Return all lines with the word "xlabel" in them.

Records about charts and figures:
+--

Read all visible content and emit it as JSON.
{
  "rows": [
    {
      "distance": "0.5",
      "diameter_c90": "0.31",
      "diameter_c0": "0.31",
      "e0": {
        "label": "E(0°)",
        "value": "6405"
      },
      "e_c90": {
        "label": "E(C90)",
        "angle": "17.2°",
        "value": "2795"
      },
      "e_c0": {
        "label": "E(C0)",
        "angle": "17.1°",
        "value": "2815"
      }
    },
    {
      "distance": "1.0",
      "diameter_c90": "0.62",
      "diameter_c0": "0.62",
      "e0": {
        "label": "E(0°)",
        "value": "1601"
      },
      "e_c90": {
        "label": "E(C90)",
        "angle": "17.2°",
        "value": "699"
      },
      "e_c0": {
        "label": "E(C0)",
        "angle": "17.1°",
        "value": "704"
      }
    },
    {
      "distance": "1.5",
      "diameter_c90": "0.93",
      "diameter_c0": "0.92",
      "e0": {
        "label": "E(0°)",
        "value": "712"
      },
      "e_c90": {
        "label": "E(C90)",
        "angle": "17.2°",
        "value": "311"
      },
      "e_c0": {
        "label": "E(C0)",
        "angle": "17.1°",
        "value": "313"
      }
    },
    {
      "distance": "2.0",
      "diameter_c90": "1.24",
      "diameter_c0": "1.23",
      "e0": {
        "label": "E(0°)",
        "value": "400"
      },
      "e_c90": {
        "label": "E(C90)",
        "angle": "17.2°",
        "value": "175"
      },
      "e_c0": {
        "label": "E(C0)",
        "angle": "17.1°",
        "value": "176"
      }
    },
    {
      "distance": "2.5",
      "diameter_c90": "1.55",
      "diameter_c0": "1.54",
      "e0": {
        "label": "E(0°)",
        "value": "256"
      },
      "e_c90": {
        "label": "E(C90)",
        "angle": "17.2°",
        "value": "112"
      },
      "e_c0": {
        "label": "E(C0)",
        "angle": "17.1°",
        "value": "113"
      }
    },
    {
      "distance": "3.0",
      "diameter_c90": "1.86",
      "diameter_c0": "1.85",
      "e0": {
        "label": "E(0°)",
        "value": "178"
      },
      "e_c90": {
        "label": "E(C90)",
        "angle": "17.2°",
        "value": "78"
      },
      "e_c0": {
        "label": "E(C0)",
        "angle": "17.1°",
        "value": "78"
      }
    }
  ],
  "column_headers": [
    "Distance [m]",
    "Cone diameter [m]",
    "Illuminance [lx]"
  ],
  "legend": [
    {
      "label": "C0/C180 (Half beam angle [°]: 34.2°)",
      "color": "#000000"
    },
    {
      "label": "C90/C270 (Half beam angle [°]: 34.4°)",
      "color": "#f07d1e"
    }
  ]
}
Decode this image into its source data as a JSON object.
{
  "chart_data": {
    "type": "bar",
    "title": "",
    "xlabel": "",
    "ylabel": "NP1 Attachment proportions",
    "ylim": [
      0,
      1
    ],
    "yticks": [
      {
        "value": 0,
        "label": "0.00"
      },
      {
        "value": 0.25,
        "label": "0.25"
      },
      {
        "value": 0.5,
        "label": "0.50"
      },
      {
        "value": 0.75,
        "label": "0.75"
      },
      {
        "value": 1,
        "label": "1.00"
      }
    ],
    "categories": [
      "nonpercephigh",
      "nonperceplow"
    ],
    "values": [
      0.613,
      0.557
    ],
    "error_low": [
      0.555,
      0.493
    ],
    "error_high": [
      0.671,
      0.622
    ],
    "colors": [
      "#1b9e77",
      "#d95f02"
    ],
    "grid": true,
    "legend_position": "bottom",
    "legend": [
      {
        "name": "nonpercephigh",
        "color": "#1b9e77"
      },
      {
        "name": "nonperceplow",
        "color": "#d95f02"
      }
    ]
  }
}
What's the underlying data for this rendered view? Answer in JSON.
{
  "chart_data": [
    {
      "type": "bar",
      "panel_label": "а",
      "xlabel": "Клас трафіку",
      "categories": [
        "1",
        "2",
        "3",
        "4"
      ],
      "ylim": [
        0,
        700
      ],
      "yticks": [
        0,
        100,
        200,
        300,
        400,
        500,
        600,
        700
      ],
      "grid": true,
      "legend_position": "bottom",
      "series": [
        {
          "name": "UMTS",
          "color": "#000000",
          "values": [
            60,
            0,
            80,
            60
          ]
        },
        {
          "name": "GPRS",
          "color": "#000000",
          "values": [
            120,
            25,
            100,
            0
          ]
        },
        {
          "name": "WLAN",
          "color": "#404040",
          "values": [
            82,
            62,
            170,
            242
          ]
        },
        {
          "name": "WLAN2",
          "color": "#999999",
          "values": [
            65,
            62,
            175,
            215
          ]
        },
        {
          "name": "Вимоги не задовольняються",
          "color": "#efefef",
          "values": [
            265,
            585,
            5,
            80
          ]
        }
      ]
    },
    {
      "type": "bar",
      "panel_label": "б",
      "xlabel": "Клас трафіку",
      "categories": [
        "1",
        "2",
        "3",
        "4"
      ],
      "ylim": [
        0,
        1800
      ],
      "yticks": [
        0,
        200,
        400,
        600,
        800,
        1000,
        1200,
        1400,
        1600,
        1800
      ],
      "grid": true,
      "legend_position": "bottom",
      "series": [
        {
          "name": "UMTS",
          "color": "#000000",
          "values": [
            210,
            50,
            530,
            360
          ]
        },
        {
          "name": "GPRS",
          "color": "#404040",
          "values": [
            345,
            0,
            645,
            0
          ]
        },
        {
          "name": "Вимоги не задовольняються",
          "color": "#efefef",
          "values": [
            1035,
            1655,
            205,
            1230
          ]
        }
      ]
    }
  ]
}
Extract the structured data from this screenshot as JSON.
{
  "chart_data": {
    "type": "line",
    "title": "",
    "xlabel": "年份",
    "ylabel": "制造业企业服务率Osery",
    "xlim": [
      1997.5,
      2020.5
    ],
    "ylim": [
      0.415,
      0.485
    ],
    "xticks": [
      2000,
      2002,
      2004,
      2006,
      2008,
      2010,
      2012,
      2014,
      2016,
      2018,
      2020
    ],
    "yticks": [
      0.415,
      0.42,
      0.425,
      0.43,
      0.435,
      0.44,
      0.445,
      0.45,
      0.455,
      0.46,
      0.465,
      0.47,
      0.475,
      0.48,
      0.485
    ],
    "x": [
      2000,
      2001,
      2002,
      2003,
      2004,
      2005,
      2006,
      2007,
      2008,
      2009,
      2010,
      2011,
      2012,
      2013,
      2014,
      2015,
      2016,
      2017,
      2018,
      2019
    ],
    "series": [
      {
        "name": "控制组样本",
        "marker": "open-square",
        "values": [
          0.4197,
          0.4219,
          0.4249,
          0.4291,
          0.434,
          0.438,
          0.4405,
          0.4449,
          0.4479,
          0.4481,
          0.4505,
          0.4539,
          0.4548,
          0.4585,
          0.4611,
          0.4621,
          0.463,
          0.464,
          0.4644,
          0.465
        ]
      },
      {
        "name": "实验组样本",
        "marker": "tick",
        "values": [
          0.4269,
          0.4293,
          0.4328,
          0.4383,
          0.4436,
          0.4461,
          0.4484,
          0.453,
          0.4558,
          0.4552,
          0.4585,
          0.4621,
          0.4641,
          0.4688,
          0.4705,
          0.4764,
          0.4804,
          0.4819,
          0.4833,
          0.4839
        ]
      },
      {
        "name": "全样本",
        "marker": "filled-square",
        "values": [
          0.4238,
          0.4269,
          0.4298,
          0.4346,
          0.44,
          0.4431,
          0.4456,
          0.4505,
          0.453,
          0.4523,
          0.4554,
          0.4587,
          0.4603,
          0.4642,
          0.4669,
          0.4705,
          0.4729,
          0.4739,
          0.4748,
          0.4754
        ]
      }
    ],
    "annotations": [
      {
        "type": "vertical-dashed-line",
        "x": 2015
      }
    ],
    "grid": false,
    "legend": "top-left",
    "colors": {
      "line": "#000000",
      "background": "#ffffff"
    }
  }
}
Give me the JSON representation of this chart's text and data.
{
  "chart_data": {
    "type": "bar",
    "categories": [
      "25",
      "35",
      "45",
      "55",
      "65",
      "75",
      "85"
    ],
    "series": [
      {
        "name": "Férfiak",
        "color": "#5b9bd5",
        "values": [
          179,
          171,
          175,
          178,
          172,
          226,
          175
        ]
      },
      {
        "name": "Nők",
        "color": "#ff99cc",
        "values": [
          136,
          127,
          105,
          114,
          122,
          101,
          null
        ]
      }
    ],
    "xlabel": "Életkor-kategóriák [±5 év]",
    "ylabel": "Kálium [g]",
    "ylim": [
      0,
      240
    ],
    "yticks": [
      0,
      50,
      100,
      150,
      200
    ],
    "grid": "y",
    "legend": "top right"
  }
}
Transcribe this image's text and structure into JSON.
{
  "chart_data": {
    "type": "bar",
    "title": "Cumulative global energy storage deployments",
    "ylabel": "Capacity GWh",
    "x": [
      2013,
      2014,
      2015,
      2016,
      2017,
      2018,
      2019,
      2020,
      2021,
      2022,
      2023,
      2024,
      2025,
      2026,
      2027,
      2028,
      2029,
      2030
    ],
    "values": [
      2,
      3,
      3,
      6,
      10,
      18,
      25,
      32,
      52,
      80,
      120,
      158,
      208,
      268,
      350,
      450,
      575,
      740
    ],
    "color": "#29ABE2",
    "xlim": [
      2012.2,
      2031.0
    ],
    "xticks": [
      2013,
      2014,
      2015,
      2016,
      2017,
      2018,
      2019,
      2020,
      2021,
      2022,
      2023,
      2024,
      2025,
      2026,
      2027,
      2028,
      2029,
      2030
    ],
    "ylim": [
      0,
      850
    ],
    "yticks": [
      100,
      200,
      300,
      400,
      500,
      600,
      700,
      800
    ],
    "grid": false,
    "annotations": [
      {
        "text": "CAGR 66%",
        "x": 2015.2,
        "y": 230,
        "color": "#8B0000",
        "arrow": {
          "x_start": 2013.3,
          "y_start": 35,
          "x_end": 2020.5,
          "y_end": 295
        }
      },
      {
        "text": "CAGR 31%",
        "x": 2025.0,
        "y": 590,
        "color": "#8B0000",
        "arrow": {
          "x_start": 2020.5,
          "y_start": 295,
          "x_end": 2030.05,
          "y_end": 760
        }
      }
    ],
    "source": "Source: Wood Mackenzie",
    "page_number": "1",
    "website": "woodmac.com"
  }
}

+--

### Task output
    "xlabel": "",
      "xlabel": "Клас трафіку",
      "xlabel": "Клас трафіку",
    "xlabel": "年份",
    "xlabel": "Életkor-kategóriák [±5 év]",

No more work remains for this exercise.